Problem requirements: Take every line from the material that has the word "folgender" in it.

┌──

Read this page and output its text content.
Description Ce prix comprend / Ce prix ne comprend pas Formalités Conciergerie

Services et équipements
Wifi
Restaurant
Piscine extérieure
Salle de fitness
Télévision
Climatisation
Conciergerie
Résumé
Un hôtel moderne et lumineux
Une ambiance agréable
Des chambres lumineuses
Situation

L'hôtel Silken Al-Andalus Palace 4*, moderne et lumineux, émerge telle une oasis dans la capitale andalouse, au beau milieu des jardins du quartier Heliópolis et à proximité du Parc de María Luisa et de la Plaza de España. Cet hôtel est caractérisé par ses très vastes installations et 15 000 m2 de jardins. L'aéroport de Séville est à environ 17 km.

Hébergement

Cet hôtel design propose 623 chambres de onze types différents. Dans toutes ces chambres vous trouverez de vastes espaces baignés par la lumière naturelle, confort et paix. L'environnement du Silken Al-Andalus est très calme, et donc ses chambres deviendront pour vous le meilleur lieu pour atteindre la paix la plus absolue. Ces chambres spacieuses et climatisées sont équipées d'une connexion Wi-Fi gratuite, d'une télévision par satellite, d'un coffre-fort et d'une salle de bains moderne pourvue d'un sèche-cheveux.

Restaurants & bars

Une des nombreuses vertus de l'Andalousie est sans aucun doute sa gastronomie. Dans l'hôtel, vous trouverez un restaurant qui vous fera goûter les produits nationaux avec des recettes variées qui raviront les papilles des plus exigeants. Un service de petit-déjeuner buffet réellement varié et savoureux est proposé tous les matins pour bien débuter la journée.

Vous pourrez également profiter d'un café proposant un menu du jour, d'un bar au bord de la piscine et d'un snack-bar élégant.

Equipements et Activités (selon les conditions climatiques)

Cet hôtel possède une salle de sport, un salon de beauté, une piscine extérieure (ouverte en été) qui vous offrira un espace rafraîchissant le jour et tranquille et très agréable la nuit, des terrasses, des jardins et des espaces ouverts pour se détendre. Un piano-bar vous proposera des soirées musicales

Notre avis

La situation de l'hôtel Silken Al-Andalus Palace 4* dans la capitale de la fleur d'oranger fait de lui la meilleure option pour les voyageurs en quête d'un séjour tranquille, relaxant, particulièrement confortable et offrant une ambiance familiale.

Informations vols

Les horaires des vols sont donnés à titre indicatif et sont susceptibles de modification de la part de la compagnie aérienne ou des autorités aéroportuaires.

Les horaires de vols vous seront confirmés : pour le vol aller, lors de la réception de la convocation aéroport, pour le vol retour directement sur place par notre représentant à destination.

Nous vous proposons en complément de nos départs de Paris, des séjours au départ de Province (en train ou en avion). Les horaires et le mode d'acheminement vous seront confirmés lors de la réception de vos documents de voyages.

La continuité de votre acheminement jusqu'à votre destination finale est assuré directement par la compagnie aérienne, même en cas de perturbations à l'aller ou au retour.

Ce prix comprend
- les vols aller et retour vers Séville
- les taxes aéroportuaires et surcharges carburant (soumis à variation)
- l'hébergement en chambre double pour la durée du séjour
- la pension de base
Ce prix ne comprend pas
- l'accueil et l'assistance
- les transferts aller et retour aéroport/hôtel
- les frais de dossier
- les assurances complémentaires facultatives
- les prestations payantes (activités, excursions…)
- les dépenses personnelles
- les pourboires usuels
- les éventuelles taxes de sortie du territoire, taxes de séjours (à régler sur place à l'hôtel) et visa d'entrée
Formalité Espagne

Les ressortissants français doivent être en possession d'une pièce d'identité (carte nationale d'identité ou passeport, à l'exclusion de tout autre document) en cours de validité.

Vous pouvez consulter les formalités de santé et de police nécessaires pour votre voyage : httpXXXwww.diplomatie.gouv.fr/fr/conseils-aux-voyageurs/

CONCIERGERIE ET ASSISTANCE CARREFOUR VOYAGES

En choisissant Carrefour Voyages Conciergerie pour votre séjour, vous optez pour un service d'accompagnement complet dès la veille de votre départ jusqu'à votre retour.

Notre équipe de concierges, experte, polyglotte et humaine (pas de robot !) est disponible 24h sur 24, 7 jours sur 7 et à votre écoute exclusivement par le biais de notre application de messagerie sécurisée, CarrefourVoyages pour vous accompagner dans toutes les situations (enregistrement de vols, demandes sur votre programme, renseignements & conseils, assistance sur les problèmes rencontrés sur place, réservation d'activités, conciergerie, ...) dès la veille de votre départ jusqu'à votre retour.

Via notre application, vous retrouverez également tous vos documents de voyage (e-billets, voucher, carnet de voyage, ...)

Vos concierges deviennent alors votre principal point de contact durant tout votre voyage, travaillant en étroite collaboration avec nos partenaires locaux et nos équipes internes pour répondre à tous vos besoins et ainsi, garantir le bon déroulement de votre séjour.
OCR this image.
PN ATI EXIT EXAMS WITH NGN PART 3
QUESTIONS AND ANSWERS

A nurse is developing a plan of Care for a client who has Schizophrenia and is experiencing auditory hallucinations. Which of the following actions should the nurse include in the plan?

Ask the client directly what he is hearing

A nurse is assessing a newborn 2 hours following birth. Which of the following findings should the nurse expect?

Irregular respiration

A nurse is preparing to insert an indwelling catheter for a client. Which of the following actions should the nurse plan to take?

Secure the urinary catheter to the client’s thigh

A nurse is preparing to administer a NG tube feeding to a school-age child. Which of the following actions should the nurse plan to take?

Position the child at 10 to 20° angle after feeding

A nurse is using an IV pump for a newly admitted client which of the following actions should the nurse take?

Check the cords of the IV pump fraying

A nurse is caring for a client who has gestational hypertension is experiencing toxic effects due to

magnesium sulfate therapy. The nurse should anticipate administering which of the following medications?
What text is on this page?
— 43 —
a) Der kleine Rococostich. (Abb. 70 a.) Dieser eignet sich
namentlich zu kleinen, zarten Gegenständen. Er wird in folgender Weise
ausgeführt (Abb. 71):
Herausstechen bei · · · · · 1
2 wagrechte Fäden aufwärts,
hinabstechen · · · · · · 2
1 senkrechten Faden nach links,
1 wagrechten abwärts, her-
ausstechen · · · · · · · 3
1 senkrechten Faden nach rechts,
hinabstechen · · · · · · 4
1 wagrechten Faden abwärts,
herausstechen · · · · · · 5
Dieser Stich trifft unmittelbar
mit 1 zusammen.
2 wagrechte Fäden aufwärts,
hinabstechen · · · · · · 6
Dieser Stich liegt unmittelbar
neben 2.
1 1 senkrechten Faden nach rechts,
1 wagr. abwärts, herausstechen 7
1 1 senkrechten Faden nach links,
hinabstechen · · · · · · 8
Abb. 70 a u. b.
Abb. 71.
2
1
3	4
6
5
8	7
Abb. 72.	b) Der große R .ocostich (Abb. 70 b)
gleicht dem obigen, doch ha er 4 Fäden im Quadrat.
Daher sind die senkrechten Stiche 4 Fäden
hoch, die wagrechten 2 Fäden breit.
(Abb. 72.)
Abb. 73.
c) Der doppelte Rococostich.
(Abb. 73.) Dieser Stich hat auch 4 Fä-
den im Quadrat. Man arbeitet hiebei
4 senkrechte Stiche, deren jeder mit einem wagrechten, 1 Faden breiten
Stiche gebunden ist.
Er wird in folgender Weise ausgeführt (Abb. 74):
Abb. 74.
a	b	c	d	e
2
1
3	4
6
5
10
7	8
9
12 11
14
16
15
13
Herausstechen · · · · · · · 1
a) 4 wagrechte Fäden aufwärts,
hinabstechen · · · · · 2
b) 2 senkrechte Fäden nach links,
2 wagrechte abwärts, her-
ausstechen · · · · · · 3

└──

Answer to the problem:
namentlich zu kleinen, zarten Gegenständen. Er wird in folgender Weise
Er wird in folgender Weise ausgeführt (Abb. 74):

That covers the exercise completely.